§ Work to be completed: Drop every picture, then transcribe the remaining data exactly.

§ Data entries:
* * * * *

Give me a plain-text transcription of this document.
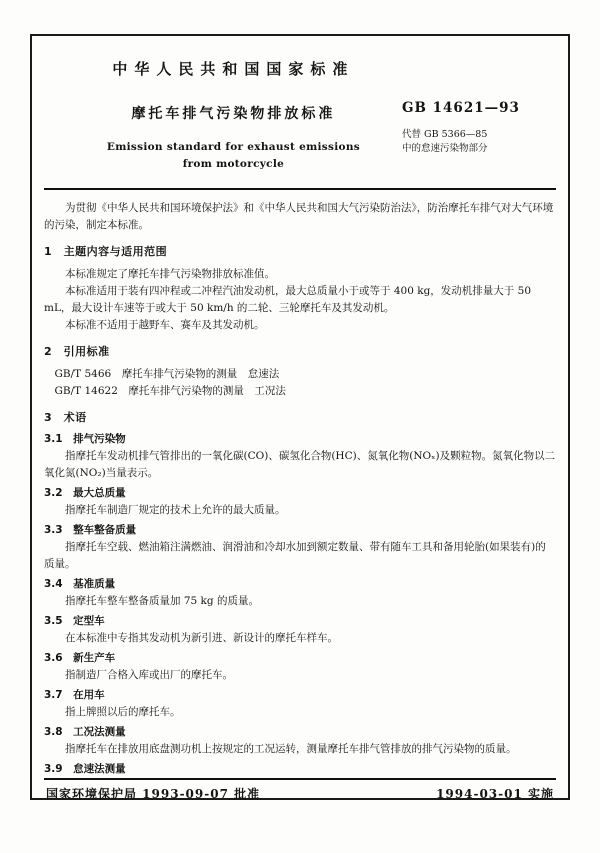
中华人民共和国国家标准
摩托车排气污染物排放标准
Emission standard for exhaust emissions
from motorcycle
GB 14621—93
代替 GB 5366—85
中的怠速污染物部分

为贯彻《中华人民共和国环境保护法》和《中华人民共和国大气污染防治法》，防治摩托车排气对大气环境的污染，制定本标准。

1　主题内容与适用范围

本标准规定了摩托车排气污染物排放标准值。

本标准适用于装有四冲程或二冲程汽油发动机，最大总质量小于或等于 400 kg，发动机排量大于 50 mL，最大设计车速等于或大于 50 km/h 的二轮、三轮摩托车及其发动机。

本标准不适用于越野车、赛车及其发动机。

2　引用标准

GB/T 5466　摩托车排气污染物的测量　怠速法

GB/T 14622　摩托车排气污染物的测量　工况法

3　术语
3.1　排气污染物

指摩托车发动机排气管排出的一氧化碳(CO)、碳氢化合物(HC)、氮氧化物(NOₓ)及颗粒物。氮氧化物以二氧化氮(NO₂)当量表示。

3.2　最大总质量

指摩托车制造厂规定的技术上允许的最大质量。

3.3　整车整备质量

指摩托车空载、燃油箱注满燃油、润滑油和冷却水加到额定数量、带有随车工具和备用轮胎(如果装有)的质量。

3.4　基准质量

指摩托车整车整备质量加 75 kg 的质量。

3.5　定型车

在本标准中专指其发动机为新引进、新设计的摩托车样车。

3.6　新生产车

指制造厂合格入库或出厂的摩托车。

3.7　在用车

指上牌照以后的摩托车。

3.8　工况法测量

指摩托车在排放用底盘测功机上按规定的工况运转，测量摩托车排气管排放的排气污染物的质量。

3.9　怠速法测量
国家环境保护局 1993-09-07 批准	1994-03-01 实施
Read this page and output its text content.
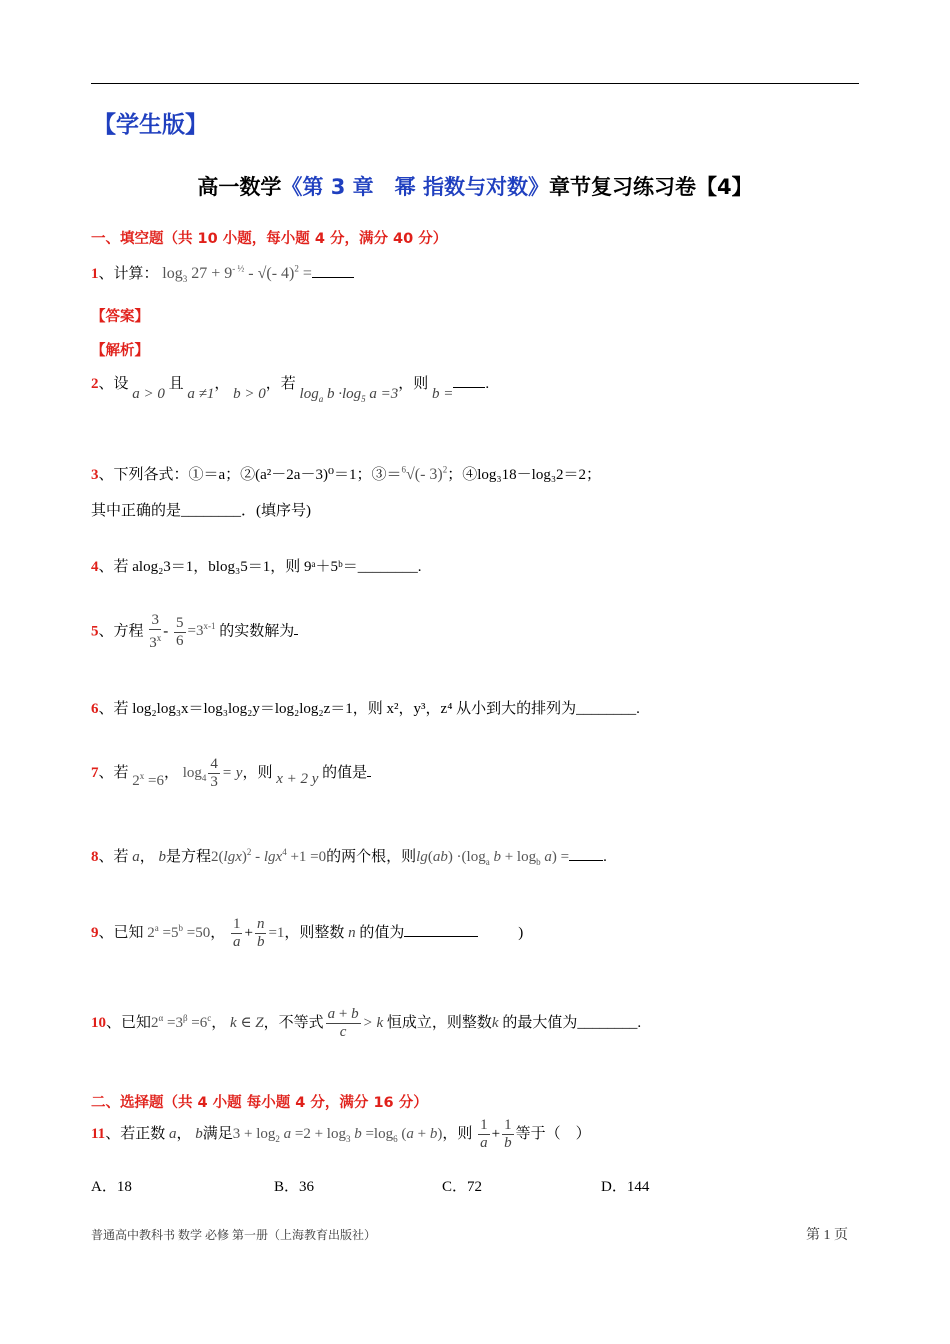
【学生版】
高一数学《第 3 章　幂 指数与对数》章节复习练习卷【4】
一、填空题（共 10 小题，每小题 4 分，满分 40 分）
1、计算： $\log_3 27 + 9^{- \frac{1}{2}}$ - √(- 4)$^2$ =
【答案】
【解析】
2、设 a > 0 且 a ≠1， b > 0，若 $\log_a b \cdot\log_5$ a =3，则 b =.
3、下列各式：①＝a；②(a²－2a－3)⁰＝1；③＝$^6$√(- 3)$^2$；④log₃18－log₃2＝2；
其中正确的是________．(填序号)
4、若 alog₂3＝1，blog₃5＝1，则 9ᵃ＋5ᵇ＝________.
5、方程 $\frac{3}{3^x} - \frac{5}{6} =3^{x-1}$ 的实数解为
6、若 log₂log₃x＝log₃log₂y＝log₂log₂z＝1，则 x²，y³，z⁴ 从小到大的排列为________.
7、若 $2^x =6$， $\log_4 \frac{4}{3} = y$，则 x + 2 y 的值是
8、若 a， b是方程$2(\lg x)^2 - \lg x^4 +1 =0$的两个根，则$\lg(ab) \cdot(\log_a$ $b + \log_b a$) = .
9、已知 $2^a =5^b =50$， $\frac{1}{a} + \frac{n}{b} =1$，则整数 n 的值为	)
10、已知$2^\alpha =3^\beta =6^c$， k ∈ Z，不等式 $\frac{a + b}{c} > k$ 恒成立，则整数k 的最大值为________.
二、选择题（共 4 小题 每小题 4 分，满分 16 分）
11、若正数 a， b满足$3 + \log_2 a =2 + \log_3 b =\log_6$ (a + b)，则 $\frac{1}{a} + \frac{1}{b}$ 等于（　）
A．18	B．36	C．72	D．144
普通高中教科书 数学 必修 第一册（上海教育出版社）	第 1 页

* * * * *

§ Exercise answer:
Give me a plain-text transcription of this document.
中华人民共和国国家标准
摩托车排气污染物排放标准
Emission standard for exhaust emissions
from motorcycle
GB 14621—93
代替 GB 5366—85
中的怠速污染物部分

为贯彻《中华人民共和国环境保护法》和《中华人民共和国大气污染防治法》，防治摩托车排气对大气环境的污染，制定本标准。

1　主题内容与适用范围

本标准规定了摩托车排气污染物排放标准值。

本标准适用于装有四冲程或二冲程汽油发动机，最大总质量小于或等于 400 kg，发动机排量大于 50 mL，最大设计车速等于或大于 50 km/h 的二轮、三轮摩托车及其发动机。

本标准不适用于越野车、赛车及其发动机。

2　引用标准

GB/T 5466　摩托车排气污染物的测量　怠速法

GB/T 14622　摩托车排气污染物的测量　工况法

3　术语
3.1　排气污染物

指摩托车发动机排气管排出的一氧化碳(CO)、碳氢化合物(HC)、氮氧化物(NOₓ)及颗粒物。氮氧化物以二氧化氮(NO₂)当量表示。

3.2　最大总质量

指摩托车制造厂规定的技术上允许的最大质量。

3.3　整车整备质量

指摩托车空载、燃油箱注满燃油、润滑油和冷却水加到额定数量、带有随车工具和备用轮胎(如果装有)的质量。

3.4　基准质量

指摩托车整车整备质量加 75 kg 的质量。

3.5　定型车

在本标准中专指其发动机为新引进、新设计的摩托车样车。

3.6　新生产车

指制造厂合格入库或出厂的摩托车。

3.7　在用车

指上牌照以后的摩托车。

3.8　工况法测量

指摩托车在排放用底盘测功机上按规定的工况运转，测量摩托车排气管排放的排气污染物的质量。

3.9　怠速法测量
国家环境保护局 1993-09-07 批准	1994-03-01 实施
Read this page and output its text content.
【学生版】
高一数学《第 3 章　幂 指数与对数》章节复习练习卷【4】
一、填空题（共 10 小题，每小题 4 分，满分 40 分）
1、计算： $\log_3 27 + 9^{- \frac{1}{2}}$ - √(- 4)$^2$ =
【答案】
【解析】
2、设 a > 0 且 a ≠1， b > 0，若 $\log_a b \cdot\log_5$ a =3，则 b =.
3、下列各式：①＝a；②(a²－2a－3)⁰＝1；③＝$^6$√(- 3)$^2$；④log₃18－log₃2＝2；
其中正确的是________．(填序号)
4、若 alog₂3＝1，blog₃5＝1，则 9ᵃ＋5ᵇ＝________.
5、方程 $\frac{3}{3^x} - \frac{5}{6} =3^{x-1}$ 的实数解为
6、若 log₂log₃x＝log₃log₂y＝log₂log₂z＝1，则 x²，y³，z⁴ 从小到大的排列为________.
7、若 $2^x =6$， $\log_4 \frac{4}{3} = y$，则 x + 2 y 的值是
8、若 a， b是方程$2(\lg x)^2 - \lg x^4 +1 =0$的两个根，则$\lg(ab) \cdot(\log_a$ $b + \log_b a$) = .
9、已知 $2^a =5^b =50$， $\frac{1}{a} + \frac{n}{b} =1$，则整数 n 的值为	)
10、已知$2^\alpha =3^\beta =6^c$， k ∈ Z，不等式 $\frac{a + b}{c} > k$ 恒成立，则整数k 的最大值为________.
二、选择题（共 4 小题 每小题 4 分，满分 16 分）
11、若正数 a， b满足$3 + \log_2 a =2 + \log_3 b =\log_6$ (a + b)，则 $\frac{1}{a} + \frac{1}{b}$ 等于（　）
A．18	B．36	C．72	D．144
普通高中教科书 数学 必修 第一册（上海教育出版社）	第 1 页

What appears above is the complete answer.